» **Material provided**:
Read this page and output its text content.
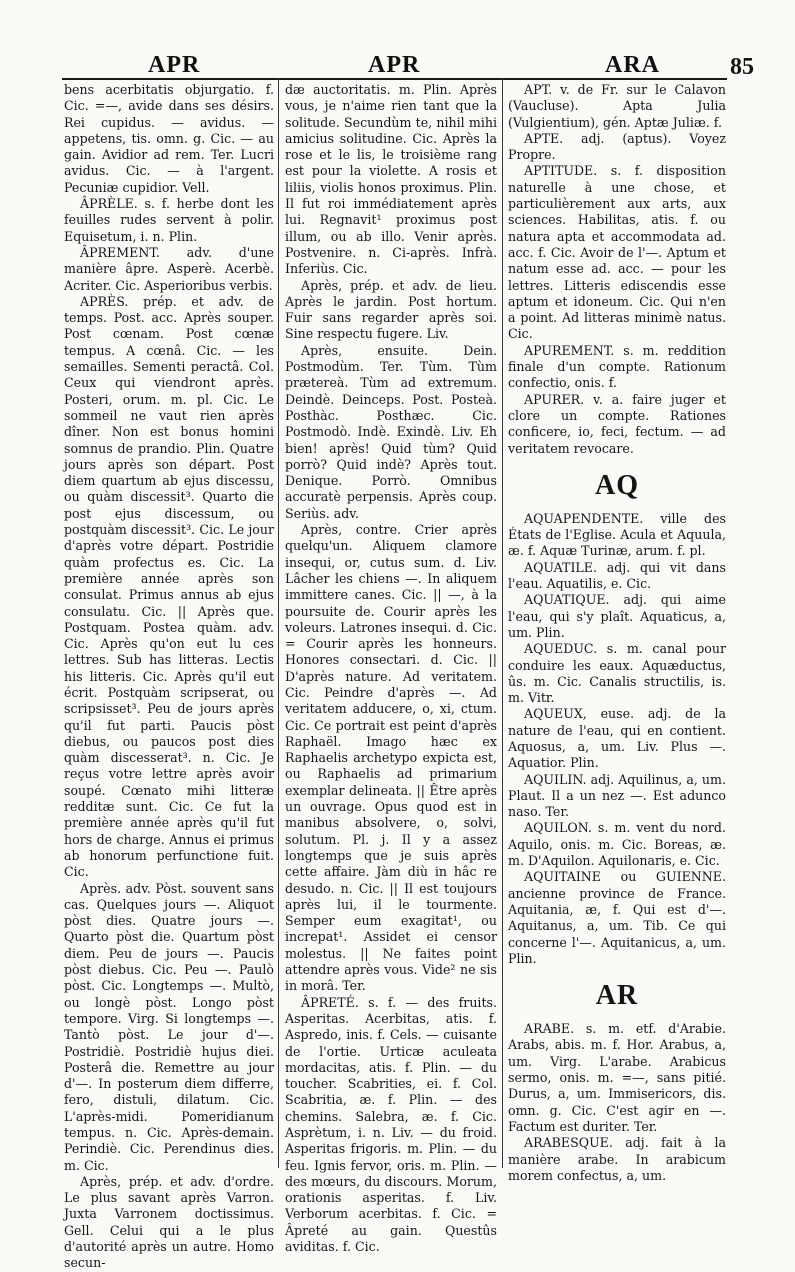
APR	APR	ARA	85

bens acerbitatis objurgatio. f. Cic. =—, avide dans ses désirs. Rei cupidus. — avidus. — appetens, tis. omn. g. Cic. — au gain. Avidior ad rem. Ter. Lucri avidus. Cic. — à l'argent. Pecuniæ cupidior. Vell.

ÂPRÈLE. s. f. herbe dont les feuilles rudes servent à polir. Equisetum, i. n. Plin.

ÂPREMENT. adv. d'une manière âpre. Asperè. Acerbè. Acriter. Cic. Asperioribus verbis.

APRÈS. prép. et adv. de temps. Post. acc. Après souper. Post cœnam. Post cœnæ tempus. A cœnâ. Cic. — les semailles. Sementi peractâ. Col. Ceux qui viendront après. Posteri, orum. m. pl. Cic. Le sommeil ne vaut rien après dîner. Non est bonus homini somnus de prandio. Plin. Quatre jours après son départ. Post diem quartum ab ejus discessu, ou quàm discessit³. Quarto die post ejus discessum, ou postquàm discessit³. Cic. Le jour d'après votre départ. Postridie quàm profectus es. Cic. La première année après son consulat. Primus annus ab ejus consulatu. Cic. || Après que. Postquam. Postea quàm. adv. Cic. Après qu'on eut lu ces lettres. Sub has litteras. Lectis his litteris. Cic. Après qu'il eut écrit. Postquàm scripserat, ou scripsisset³. Peu de jours après qu'il fut parti. Paucis pòst diebus, ou paucos post dies quàm discesserat³. n. Cic. Je reçus votre lettre après avoir soupé. Cœnato mihi litteræ redditæ sunt. Cic. Ce fut la première année après qu'il fut hors de charge. Annus ei primus ab honorum perfunctione fuit. Cic.

Après. adv. Pòst. souvent sans cas. Quelques jours —. Aliquot pòst dies. Quatre jours —. Quarto pòst die. Quartum pòst diem. Peu de jours —. Paucis pòst diebus. Cic. Peu —. Paulò pòst. Cic. Longtemps —. Multò, ou longè pòst. Longo pòst tempore. Virg. Si longtemps —. Tantò pòst. Le jour d'—. Postridiè. Postridiè hujus diei. Posterâ die. Remettre au jour d'—. In posterum diem differre, fero, distuli, dilatum. Cic. L'après-midi. Pomeridianum tempus. n. Cic. Après-demain. Perindiè. Cic. Perendinus dies. m. Cic.

Après, prép. et adv. d'ordre. Le plus savant après Varron. Juxta Varronem doctissimus. Gell. Celui qui a le plus d'autorité après un autre. Homo secun-

dæ auctoritatis. m. Plin. Après vous, je n'aime rien tant que la solitude. Secundùm te, nihil mihi amicius solitudine. Cic. Après la rose et le lis, le troisième rang est pour la violette. A rosis et liliis, violis honos proximus. Plin. Il fut roi immédiatement après lui. Regnavit¹ proximus post illum, ou ab illo. Venir après. Postvenire. n. Ci-après. Infrà. Inferiùs. Cic.

Après, prép. et adv. de lieu. Après le jardin. Post hortum. Fuir sans regarder après soi. Sine respectu fugere. Liv.

Après, ensuite. Dein. Postmodùm. Ter. Tùm. Tùm prætereà. Tùm ad extremum. Deindè. Deinceps. Post. Posteà. Posthàc. Posthæc. Cic. Postmodò. Indè. Exindè. Liv. Eh bien! après! Quid tùm? Quid porrò? Quid indè? Après tout. Denique. Porrò. Omnibus accuratè perpensis. Après coup. Seriùs. adv.

Après, contre. Crier après quelqu'un. Aliquem clamore insequi, or, cutus sum. d. Liv. Lâcher les chiens —. In aliquem immittere canes. Cic. || —, à la poursuite de. Courir après les voleurs. Latrones insequi. d. Cic. = Courir après les honneurs. Honores consectari. d. Cic. || D'après nature. Ad veritatem. Cic. Peindre d'après —. Ad veritatem adducere, o, xi, ctum. Cic. Ce portrait est peint d'après Raphaël. Imago hæc ex Raphaelis archetypo expicta est, ou Raphaelis ad primarium exemplar delineata. || Être après un ouvrage. Opus quod est in manibus absolvere, o, solvi, solutum. Pl. j. Il y a assez longtemps que je suis après cette affaire. Jàm diù in hâc re desudo. n. Cic. || Il est toujours après lui, il le tourmente. Semper eum exagitat¹, ou increpat¹. Assidet ei censor molestus. || Ne faites point attendre après vous. Vide² ne sis in morâ. Ter.

ÂPRETÉ. s. f. — des fruits. Asperitas. Acerbitas, atis. f. Aspredo, inis. f. Cels. — cuisante de l'ortie. Urticæ aculeata mordacitas, atis. f. Plin. — du toucher. Scabrities, ei. f. Col. Scabritia, æ. f. Plin. — des chemins. Salebra, æ. f. Cic. Asprètum, i. n. Liv. — du froid. Asperitas frigoris. m. Plin. — du feu. Ignis fervor, oris. m. Plin. — des mœurs, du discours. Morum, orationis asperitas. f. Liv. Verborum acerbitas. f. Cic. = Âpreté au gain. Questûs aviditas. f. Cic.

APT. v. de Fr. sur le Calavon (Vaucluse). Apta Julia (Vulgientium), gén. Aptæ Juliæ. f.

APTE. adj. (aptus). Voyez Propre.

APTITUDE. s. f. disposition naturelle à une chose, et particulièrement aux arts, aux sciences. Habilitas, atis. f. ou natura apta et accommodata ad. acc. f. Cic. Avoir de l'—. Aptum et natum esse ad. acc. — pour les lettres. Litteris ediscendis esse aptum et idoneum. Cic. Qui n'en a point. Ad litteras minimè natus. Cic.

APUREMENT. s. m. reddition finale d'un compte. Rationum confectio, onis. f.

APURER. v. a. faire juger et clore un compte. Rationes conficere, io, feci, fectum. — ad veritatem revocare.

AQ

AQUAPENDENTE. ville des États de l'Eglise. Acula et Aquula, æ. f. Aquæ Turinæ, arum. f. pl.

AQUATILE. adj. qui vit dans l'eau. Aquatilis, e. Cic.

AQUATIQUE. adj. qui aime l'eau, qui s'y plaît. Aquaticus, a, um. Plin.

AQUEDUC. s. m. canal pour conduire les eaux. Aquæductus, ûs. m. Cic. Canalis structilis, is. m. Vitr.

AQUEUX, euse. adj. de la nature de l'eau, qui en contient. Aquosus, a, um. Liv. Plus —. Aquatior. Plin.

AQUILIN. adj. Aquilinus, a, um. Plaut. Il a un nez —. Est adunco naso. Ter.

AQUILON. s. m. vent du nord. Aquilo, onis. m. Cic. Boreas, æ. m. D'Aquilon. Aquilonaris, e. Cic.

AQUITAINE ou GUIENNE. ancienne province de France. Aquitania, æ, f. Qui est d'—. Aquitanus, a, um. Tib. Ce qui concerne l'—. Aquitanicus, a, um. Plin.

AR

ARABE. s. m. etf. d'Arabie. Arabs, abis. m. f. Hor. Arabus, a, um. Virg. L'arabe. Arabicus sermo, onis. m. =—, sans pitié. Durus, a, um. Immisericors, dis. omn. g. Cic. C'est agir en —. Factum est duriter. Ter.

ARABESQUE. adj. fait à la manière arabe. In arabicum morem confectus, a, um.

» **Exercise objective**: Print all the records again exactly; do not include any picture.

» **Complete answer**:
Read this page and output its text content.
APR	APR	ARA	85

bens acerbitatis objurgatio. f. Cic. =—, avide dans ses désirs. Rei cupidus. — avidus. — appetens, tis. omn. g. Cic. — au gain. Avidior ad rem. Ter. Lucri avidus. Cic. — à l'argent. Pecuniæ cupidior. Vell.

ÂPRÈLE. s. f. herbe dont les feuilles rudes servent à polir. Equisetum, i. n. Plin.

ÂPREMENT. adv. d'une manière âpre. Asperè. Acerbè. Acriter. Cic. Asperioribus verbis.

APRÈS. prép. et adv. de temps. Post. acc. Après souper. Post cœnam. Post cœnæ tempus. A cœnâ. Cic. — les semailles. Sementi peractâ. Col. Ceux qui viendront après. Posteri, orum. m. pl. Cic. Le sommeil ne vaut rien après dîner. Non est bonus homini somnus de prandio. Plin. Quatre jours après son départ. Post diem quartum ab ejus discessu, ou quàm discessit³. Quarto die post ejus discessum, ou postquàm discessit³. Cic. Le jour d'après votre départ. Postridie quàm profectus es. Cic. La première année après son consulat. Primus annus ab ejus consulatu. Cic. || Après que. Postquam. Postea quàm. adv. Cic. Après qu'on eut lu ces lettres. Sub has litteras. Lectis his litteris. Cic. Après qu'il eut écrit. Postquàm scripserat, ou scripsisset³. Peu de jours après qu'il fut parti. Paucis pòst diebus, ou paucos post dies quàm discesserat³. n. Cic. Je reçus votre lettre après avoir soupé. Cœnato mihi litteræ redditæ sunt. Cic. Ce fut la première année après qu'il fut hors de charge. Annus ei primus ab honorum perfunctione fuit. Cic.

Après. adv. Pòst. souvent sans cas. Quelques jours —. Aliquot pòst dies. Quatre jours —. Quarto pòst die. Quartum pòst diem. Peu de jours —. Paucis pòst diebus. Cic. Peu —. Paulò pòst. Cic. Longtemps —. Multò, ou longè pòst. Longo pòst tempore. Virg. Si longtemps —. Tantò pòst. Le jour d'—. Postridiè. Postridiè hujus diei. Posterâ die. Remettre au jour d'—. In posterum diem differre, fero, distuli, dilatum. Cic. L'après-midi. Pomeridianum tempus. n. Cic. Après-demain. Perindiè. Cic. Perendinus dies. m. Cic.

Après, prép. et adv. d'ordre. Le plus savant après Varron. Juxta Varronem doctissimus. Gell. Celui qui a le plus d'autorité après un autre. Homo secun-

dæ auctoritatis. m. Plin. Après vous, je n'aime rien tant que la solitude. Secundùm te, nihil mihi amicius solitudine. Cic. Après la rose et le lis, le troisième rang est pour la violette. A rosis et liliis, violis honos proximus. Plin. Il fut roi immédiatement après lui. Regnavit¹ proximus post illum, ou ab illo. Venir après. Postvenire. n. Ci-après. Infrà. Inferiùs. Cic.

Après, prép. et adv. de lieu. Après le jardin. Post hortum. Fuir sans regarder après soi. Sine respectu fugere. Liv.

Après, ensuite. Dein. Postmodùm. Ter. Tùm. Tùm prætereà. Tùm ad extremum. Deindè. Deinceps. Post. Posteà. Posthàc. Posthæc. Cic. Postmodò. Indè. Exindè. Liv. Eh bien! après! Quid tùm? Quid porrò? Quid indè? Après tout. Denique. Porrò. Omnibus accuratè perpensis. Après coup. Seriùs. adv.

Après, contre. Crier après quelqu'un. Aliquem clamore insequi, or, cutus sum. d. Liv. Lâcher les chiens —. In aliquem immittere canes. Cic. || —, à la poursuite de. Courir après les voleurs. Latrones insequi. d. Cic. = Courir après les honneurs. Honores consectari. d. Cic. || D'après nature. Ad veritatem. Cic. Peindre d'après —. Ad veritatem adducere, o, xi, ctum. Cic. Ce portrait est peint d'après Raphaël. Imago hæc ex Raphaelis archetypo expicta est, ou Raphaelis ad primarium exemplar delineata. || Être après un ouvrage. Opus quod est in manibus absolvere, o, solvi, solutum. Pl. j. Il y a assez longtemps que je suis après cette affaire. Jàm diù in hâc re desudo. n. Cic. || Il est toujours après lui, il le tourmente. Semper eum exagitat¹, ou increpat¹. Assidet ei censor molestus. || Ne faites point attendre après vous. Vide² ne sis in morâ. Ter.

ÂPRETÉ. s. f. — des fruits. Asperitas. Acerbitas, atis. f. Aspredo, inis. f. Cels. — cuisante de l'ortie. Urticæ aculeata mordacitas, atis. f. Plin. — du toucher. Scabrities, ei. f. Col. Scabritia, æ. f. Plin. — des chemins. Salebra, æ. f. Cic. Asprètum, i. n. Liv. — du froid. Asperitas frigoris. m. Plin. — du feu. Ignis fervor, oris. m. Plin. — des mœurs, du discours. Morum, orationis asperitas. f. Liv. Verborum acerbitas. f. Cic. = Âpreté au gain. Questûs aviditas. f. Cic.

APT. v. de Fr. sur le Calavon (Vaucluse). Apta Julia (Vulgientium), gén. Aptæ Juliæ. f.

APTE. adj. (aptus). Voyez Propre.

APTITUDE. s. f. disposition naturelle à une chose, et particulièrement aux arts, aux sciences. Habilitas, atis. f. ou natura apta et accommodata ad. acc. f. Cic. Avoir de l'—. Aptum et natum esse ad. acc. — pour les lettres. Litteris ediscendis esse aptum et idoneum. Cic. Qui n'en a point. Ad litteras minimè natus. Cic.

APUREMENT. s. m. reddition finale d'un compte. Rationum confectio, onis. f.

APURER. v. a. faire juger et clore un compte. Rationes conficere, io, feci, fectum. — ad veritatem revocare.

AQ

AQUAPENDENTE. ville des États de l'Eglise. Acula et Aquula, æ. f. Aquæ Turinæ, arum. f. pl.

AQUATILE. adj. qui vit dans l'eau. Aquatilis, e. Cic.

AQUATIQUE. adj. qui aime l'eau, qui s'y plaît. Aquaticus, a, um. Plin.

AQUEDUC. s. m. canal pour conduire les eaux. Aquæductus, ûs. m. Cic. Canalis structilis, is. m. Vitr.

AQUEUX, euse. adj. de la nature de l'eau, qui en contient. Aquosus, a, um. Liv. Plus —. Aquatior. Plin.

AQUILIN. adj. Aquilinus, a, um. Plaut. Il a un nez —. Est adunco naso. Ter.

AQUILON. s. m. vent du nord. Aquilo, onis. m. Cic. Boreas, æ. m. D'Aquilon. Aquilonaris, e. Cic.

AQUITAINE ou GUIENNE. ancienne province de France. Aquitania, æ, f. Qui est d'—. Aquitanus, a, um. Tib. Ce qui concerne l'—. Aquitanicus, a, um. Plin.

AR

ARABE. s. m. etf. d'Arabie. Arabs, abis. m. f. Hor. Arabus, a, um. Virg. L'arabe. Arabicus sermo, onis. m. =—, sans pitié. Durus, a, um. Immisericors, dis. omn. g. Cic. C'est agir en —. Factum est duriter. Ter.

ARABESQUE. adj. fait à la manière arabe. In arabicum morem confectus, a, um.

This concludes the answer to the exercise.